_Task objective:_ Single out the lines of the material that contain "relógio" and copy them.

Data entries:

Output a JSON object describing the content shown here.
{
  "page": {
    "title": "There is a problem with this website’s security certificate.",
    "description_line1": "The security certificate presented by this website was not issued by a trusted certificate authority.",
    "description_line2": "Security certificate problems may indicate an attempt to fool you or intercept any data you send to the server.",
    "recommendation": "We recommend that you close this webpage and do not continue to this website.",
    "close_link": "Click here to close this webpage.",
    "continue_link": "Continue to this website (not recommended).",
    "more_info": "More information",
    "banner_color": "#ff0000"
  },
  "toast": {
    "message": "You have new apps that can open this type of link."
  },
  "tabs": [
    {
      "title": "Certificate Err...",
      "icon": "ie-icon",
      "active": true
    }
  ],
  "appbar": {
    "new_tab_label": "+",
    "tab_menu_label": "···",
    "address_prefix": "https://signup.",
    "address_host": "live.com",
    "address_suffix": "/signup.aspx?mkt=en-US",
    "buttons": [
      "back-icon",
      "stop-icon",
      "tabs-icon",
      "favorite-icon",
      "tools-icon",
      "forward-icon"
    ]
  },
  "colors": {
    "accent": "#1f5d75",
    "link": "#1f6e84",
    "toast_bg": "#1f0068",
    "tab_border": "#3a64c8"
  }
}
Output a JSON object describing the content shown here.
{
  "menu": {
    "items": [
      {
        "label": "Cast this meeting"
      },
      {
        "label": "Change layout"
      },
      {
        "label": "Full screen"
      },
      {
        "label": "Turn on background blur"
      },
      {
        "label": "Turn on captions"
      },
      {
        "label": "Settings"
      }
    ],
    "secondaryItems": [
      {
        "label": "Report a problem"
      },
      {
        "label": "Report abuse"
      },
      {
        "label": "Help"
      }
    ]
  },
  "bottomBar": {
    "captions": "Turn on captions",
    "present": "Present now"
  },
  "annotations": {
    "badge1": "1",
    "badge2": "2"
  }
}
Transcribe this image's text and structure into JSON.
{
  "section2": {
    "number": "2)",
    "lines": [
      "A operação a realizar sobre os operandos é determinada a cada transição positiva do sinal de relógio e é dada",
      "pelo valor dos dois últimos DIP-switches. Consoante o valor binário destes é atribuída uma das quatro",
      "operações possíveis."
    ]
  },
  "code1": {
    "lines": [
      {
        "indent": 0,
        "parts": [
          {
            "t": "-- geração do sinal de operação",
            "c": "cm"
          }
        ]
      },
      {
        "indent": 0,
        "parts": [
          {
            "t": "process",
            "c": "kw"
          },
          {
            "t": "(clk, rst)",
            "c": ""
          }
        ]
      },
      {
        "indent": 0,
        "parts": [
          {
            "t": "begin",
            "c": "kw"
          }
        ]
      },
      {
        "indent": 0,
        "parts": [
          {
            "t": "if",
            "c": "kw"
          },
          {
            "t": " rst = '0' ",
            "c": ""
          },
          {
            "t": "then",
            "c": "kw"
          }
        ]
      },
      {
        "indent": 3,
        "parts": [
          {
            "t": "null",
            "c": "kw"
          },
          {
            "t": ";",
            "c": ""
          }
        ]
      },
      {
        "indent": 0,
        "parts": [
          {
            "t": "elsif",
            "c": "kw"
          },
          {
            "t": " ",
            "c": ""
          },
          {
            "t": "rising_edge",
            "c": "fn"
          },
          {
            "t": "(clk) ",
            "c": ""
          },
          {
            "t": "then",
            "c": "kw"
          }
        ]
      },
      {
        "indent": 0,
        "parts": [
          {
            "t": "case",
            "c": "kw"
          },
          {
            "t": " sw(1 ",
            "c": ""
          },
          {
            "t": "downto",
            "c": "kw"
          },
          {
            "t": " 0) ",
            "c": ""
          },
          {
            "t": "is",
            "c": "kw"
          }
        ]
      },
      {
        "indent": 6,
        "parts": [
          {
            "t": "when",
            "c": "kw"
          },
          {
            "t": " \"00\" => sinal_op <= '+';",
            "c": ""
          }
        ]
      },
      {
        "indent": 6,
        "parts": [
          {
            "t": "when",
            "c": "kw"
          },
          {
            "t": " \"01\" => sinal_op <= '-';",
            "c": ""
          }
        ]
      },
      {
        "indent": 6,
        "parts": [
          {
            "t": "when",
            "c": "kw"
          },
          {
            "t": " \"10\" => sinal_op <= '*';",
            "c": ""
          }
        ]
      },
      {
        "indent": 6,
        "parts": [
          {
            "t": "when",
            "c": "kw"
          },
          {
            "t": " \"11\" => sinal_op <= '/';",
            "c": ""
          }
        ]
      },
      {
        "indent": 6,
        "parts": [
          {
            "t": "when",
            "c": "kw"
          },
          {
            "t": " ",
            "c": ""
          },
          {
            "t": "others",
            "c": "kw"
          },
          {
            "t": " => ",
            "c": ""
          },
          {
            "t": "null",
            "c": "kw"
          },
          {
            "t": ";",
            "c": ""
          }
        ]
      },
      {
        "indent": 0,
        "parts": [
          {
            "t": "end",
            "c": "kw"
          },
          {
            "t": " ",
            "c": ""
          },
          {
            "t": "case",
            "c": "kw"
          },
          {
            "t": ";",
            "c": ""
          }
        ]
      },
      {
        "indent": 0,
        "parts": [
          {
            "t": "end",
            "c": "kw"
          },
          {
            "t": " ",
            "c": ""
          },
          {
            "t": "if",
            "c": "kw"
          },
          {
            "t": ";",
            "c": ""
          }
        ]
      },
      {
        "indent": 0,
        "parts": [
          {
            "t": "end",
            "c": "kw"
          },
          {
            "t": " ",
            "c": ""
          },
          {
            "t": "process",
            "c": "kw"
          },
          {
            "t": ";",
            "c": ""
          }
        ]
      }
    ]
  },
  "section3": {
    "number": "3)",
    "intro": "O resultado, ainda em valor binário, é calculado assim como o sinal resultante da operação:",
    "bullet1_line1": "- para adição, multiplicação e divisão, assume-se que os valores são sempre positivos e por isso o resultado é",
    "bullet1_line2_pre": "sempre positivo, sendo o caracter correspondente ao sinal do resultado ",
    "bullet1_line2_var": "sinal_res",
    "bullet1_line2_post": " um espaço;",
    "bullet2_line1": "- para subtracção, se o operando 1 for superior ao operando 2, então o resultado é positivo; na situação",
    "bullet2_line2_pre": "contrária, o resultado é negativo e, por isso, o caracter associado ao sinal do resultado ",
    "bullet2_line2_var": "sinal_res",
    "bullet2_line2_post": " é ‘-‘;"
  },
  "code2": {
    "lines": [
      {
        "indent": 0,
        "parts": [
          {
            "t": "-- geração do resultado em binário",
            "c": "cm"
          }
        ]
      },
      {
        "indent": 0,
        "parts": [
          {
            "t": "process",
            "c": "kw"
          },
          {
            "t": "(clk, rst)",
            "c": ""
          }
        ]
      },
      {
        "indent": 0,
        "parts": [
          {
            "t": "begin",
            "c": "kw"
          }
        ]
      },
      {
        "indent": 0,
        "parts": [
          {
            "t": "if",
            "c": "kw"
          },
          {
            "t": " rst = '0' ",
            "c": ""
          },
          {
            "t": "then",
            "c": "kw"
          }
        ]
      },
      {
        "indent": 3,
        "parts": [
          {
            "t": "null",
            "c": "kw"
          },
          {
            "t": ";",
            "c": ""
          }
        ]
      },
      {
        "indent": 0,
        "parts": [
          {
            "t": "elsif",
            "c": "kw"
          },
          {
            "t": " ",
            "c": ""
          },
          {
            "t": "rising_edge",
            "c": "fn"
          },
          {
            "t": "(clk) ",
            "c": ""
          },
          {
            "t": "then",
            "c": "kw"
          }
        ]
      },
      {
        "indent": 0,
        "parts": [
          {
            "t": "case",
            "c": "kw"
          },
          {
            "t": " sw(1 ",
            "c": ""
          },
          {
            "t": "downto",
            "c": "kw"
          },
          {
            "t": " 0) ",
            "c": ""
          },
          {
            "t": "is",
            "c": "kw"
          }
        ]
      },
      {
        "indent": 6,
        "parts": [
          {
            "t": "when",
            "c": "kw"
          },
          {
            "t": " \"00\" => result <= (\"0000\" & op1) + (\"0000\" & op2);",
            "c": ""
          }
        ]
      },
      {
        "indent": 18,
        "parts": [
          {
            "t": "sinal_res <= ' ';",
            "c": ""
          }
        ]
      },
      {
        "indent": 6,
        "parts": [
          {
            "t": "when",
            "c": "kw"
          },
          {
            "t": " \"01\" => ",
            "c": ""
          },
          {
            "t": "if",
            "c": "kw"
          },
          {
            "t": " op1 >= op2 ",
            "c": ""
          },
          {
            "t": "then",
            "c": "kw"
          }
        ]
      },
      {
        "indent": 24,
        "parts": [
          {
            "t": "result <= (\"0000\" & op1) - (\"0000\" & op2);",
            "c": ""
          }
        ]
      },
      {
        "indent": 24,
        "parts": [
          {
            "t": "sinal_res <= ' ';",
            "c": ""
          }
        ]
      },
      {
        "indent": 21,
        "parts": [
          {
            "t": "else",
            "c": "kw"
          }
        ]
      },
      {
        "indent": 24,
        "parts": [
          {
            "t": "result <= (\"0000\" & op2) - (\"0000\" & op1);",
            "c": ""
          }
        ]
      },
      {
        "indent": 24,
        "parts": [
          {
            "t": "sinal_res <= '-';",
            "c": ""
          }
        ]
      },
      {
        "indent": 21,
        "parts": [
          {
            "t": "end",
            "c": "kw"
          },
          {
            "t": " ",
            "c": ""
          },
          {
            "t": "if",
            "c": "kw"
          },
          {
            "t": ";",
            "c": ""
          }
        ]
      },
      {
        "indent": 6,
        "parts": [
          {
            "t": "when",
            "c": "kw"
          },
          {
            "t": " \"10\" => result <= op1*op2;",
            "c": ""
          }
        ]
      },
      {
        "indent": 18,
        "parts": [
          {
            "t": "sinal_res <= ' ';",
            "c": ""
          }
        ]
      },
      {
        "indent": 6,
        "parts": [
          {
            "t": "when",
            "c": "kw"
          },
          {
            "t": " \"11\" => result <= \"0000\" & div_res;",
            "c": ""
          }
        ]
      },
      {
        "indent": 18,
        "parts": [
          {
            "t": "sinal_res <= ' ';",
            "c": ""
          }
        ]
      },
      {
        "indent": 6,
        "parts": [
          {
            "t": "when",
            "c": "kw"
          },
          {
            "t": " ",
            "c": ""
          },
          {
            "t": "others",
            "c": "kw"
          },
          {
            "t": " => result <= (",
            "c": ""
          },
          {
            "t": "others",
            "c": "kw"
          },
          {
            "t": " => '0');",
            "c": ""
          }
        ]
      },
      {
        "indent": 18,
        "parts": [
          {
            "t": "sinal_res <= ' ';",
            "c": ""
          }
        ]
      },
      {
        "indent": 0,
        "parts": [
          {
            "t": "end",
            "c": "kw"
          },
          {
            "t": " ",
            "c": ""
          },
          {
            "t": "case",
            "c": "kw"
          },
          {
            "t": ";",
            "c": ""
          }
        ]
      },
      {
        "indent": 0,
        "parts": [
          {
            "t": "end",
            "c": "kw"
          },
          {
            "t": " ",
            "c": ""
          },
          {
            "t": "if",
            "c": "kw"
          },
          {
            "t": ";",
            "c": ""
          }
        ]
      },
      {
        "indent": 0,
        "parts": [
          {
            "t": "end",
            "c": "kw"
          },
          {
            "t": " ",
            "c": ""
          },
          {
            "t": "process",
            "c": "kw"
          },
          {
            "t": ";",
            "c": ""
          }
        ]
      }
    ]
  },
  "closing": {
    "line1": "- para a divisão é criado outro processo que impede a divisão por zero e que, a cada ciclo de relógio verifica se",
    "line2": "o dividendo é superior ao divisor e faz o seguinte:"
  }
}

_Written answer:_
      "A operação a realizar sobre os operandos é determinada a cada transição positiva do sinal de relógio e é dada",
    "line1": "- para a divisão é criado outro processo que impede a divisão por zero e que, a cada ciclo de relógio verifica se",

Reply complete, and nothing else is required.